■ **Task prompt**
Pictures within the data are to be left out; everything else must be reproduced exactly.

■ **Collection entries**
* start *
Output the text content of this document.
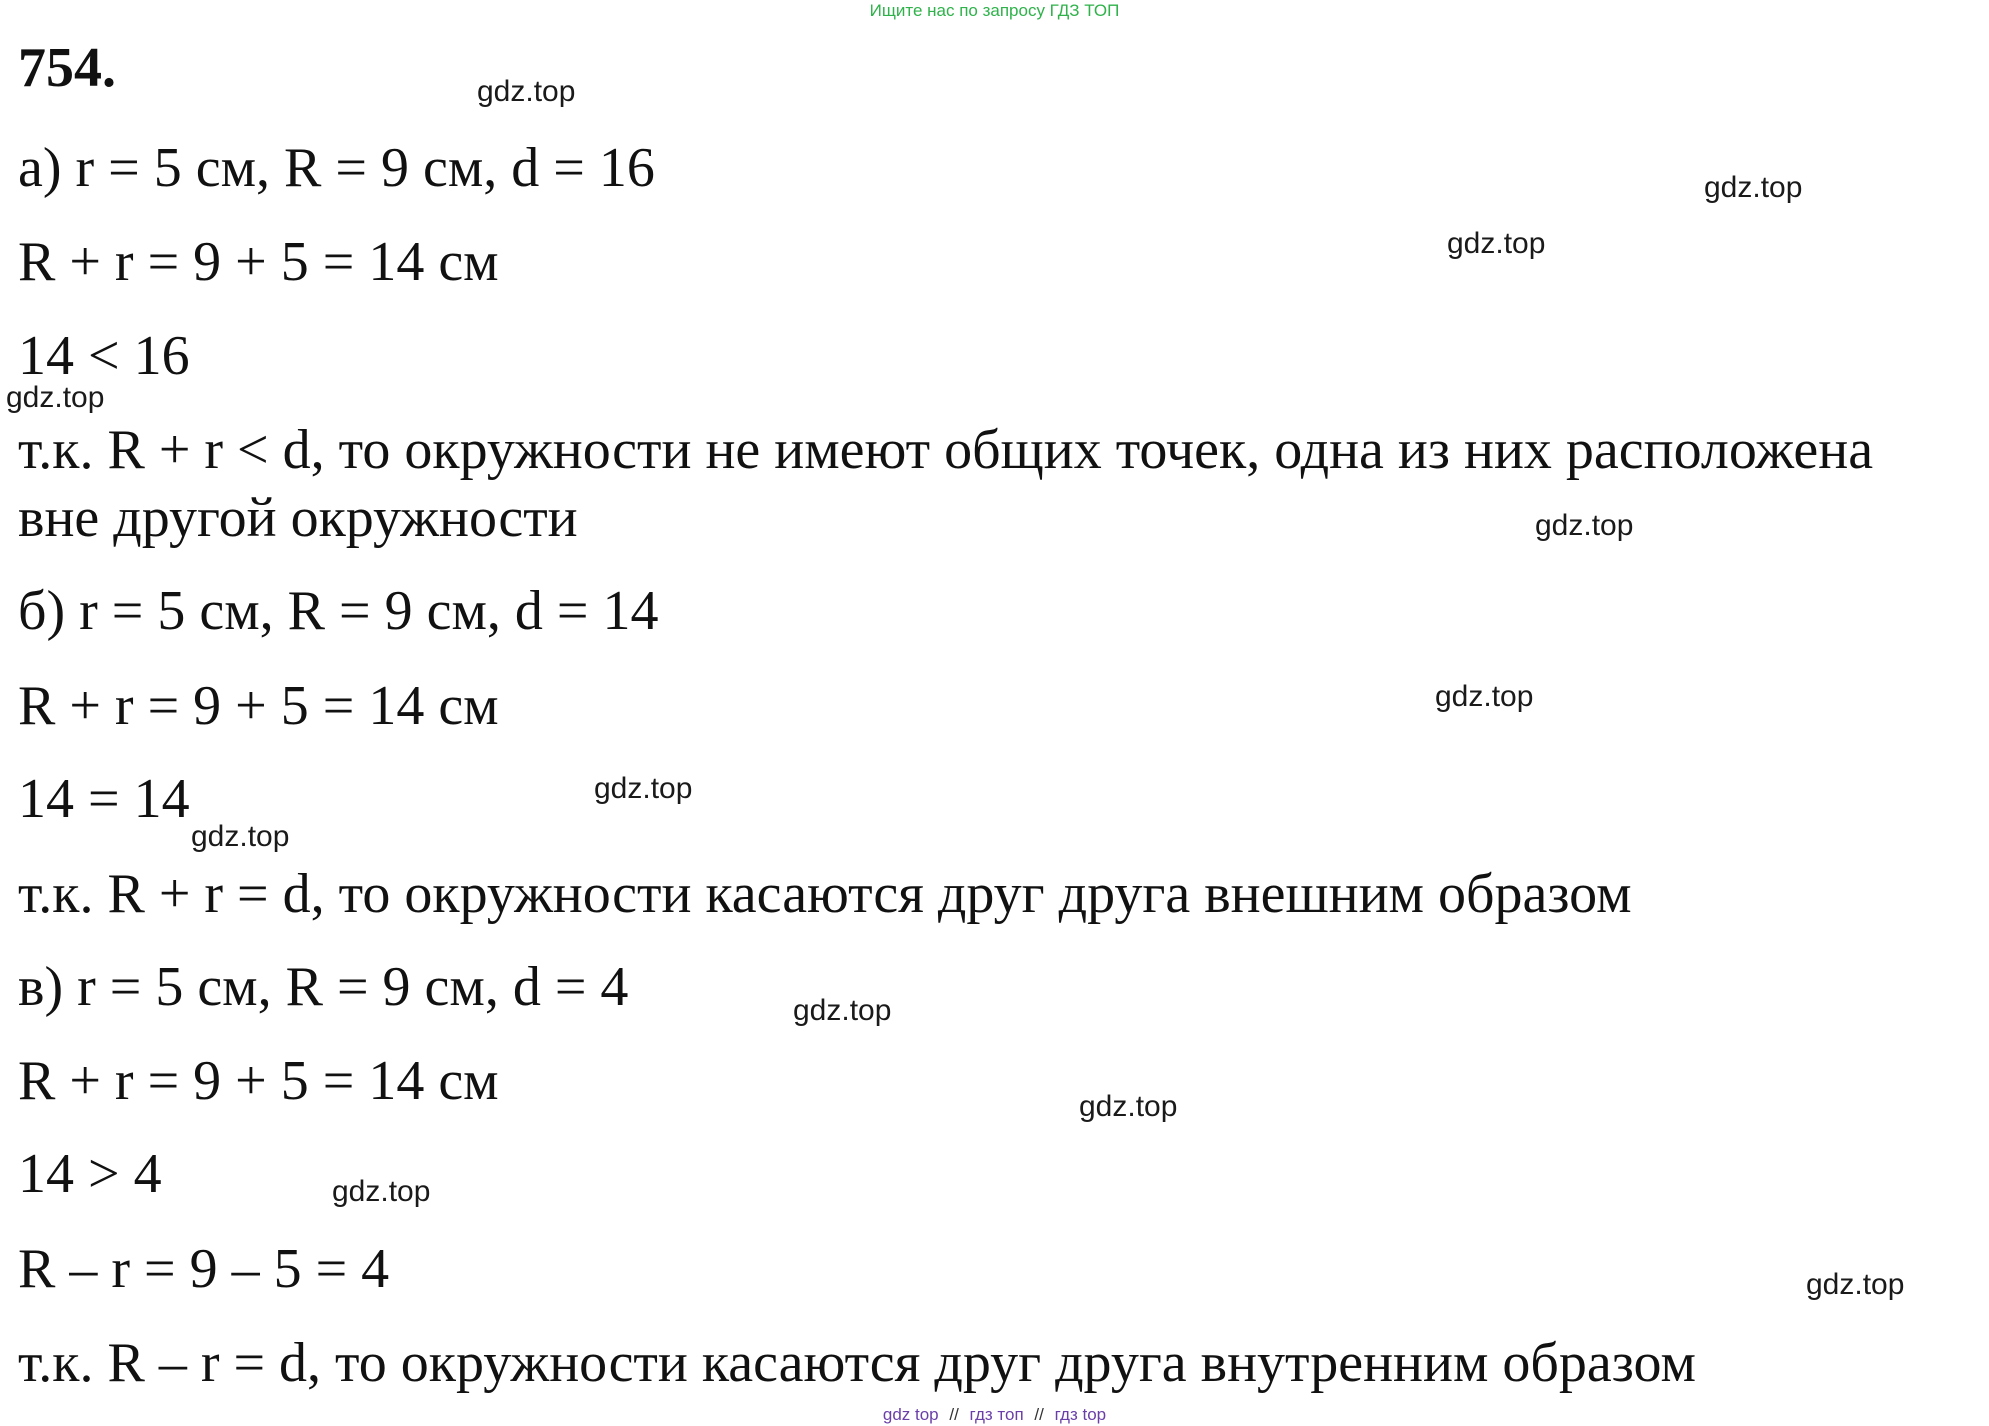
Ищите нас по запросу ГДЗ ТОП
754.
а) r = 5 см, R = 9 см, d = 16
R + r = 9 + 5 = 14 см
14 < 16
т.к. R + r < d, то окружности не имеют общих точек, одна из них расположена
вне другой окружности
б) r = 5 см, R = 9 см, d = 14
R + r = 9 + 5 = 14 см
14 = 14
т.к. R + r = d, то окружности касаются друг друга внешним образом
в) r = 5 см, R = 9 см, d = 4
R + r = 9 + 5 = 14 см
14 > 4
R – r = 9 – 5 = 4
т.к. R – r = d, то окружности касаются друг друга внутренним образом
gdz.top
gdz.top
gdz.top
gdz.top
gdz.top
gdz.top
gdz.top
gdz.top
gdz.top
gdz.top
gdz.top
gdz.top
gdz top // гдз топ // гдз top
* end *
■ **The response**
Output the text content of this document.
Ищите нас по запросу ГДЗ ТОП
754.
а) r = 5 см, R = 9 см, d = 16
R + r = 9 + 5 = 14 см
14 < 16
т.к. R + r < d, то окружности не имеют общих точек, одна из них расположена
вне другой окружности
б) r = 5 см, R = 9 см, d = 14
R + r = 9 + 5 = 14 см
14 = 14
т.к. R + r = d, то окружности касаются друг друга внешним образом
в) r = 5 см, R = 9 см, d = 4
R + r = 9 + 5 = 14 см
14 > 4
R – r = 9 – 5 = 4
т.к. R – r = d, то окружности касаются друг друга внутренним образом
gdz.top
gdz.top
gdz.top
gdz.top
gdz.top
gdz.top
gdz.top
gdz.top
gdz.top
gdz.top
gdz.top
gdz.top
gdz top // гдз топ // гдз top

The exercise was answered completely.